## Given exercise
Output each entry verbatim and exclude every picture from it.
▬▬▬▬▬▬▬▬▬▬
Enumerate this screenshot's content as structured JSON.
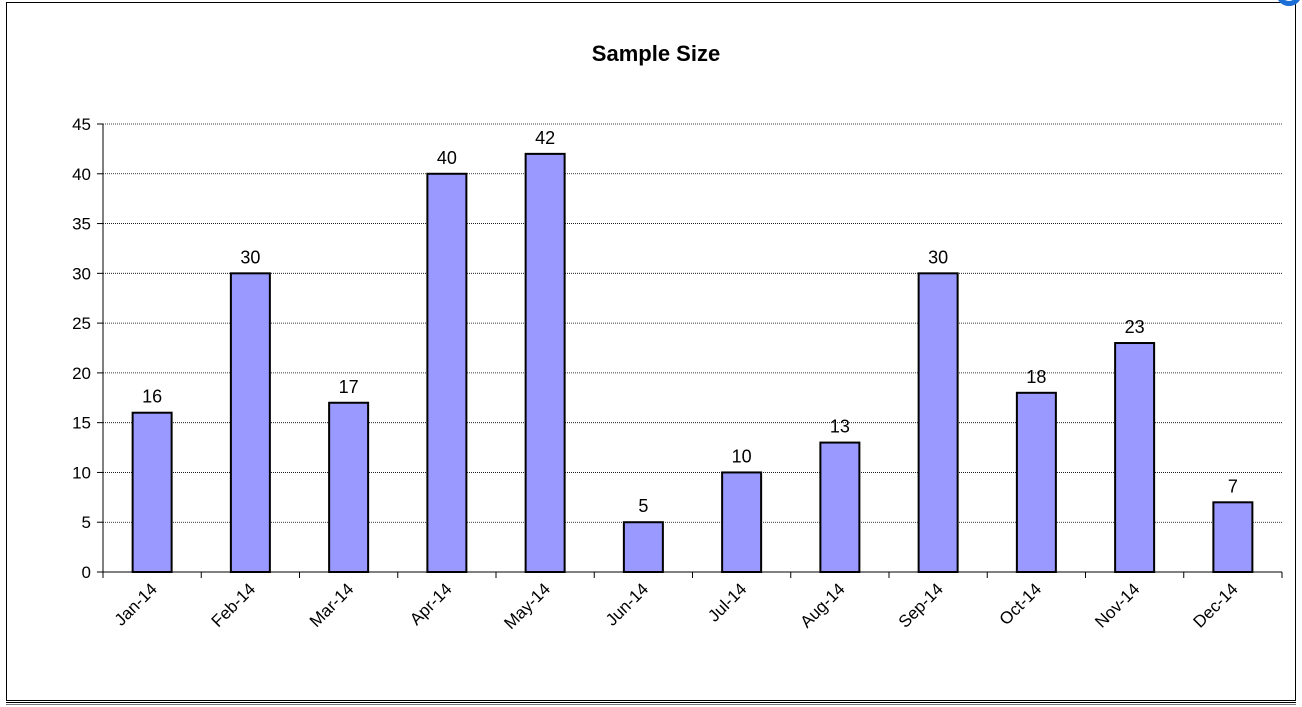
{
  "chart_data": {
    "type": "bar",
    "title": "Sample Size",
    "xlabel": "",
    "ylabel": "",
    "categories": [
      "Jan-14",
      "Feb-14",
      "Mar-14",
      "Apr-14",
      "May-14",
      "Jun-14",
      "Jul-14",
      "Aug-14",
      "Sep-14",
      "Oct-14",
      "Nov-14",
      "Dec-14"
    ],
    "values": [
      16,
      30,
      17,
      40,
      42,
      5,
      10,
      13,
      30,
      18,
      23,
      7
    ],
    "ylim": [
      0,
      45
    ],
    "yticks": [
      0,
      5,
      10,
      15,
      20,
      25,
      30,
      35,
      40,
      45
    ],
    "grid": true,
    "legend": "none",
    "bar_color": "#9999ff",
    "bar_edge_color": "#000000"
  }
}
▬▬▬▬▬▬▬▬▬▬
## Full answer
Enumerate this screenshot's content as structured JSON.
{
  "chart_data": {
    "type": "bar",
    "title": "Sample Size",
    "xlabel": "",
    "ylabel": "",
    "categories": [
      "Jan-14",
      "Feb-14",
      "Mar-14",
      "Apr-14",
      "May-14",
      "Jun-14",
      "Jul-14",
      "Aug-14",
      "Sep-14",
      "Oct-14",
      "Nov-14",
      "Dec-14"
    ],
    "values": [
      16,
      30,
      17,
      40,
      42,
      5,
      10,
      13,
      30,
      18,
      23,
      7
    ],
    "ylim": [
      0,
      45
    ],
    "yticks": [
      0,
      5,
      10,
      15,
      20,
      25,
      30,
      35,
      40,
      45
    ],
    "grid": true,
    "legend": "none",
    "bar_color": "#9999ff",
    "bar_edge_color": "#000000"
  }
}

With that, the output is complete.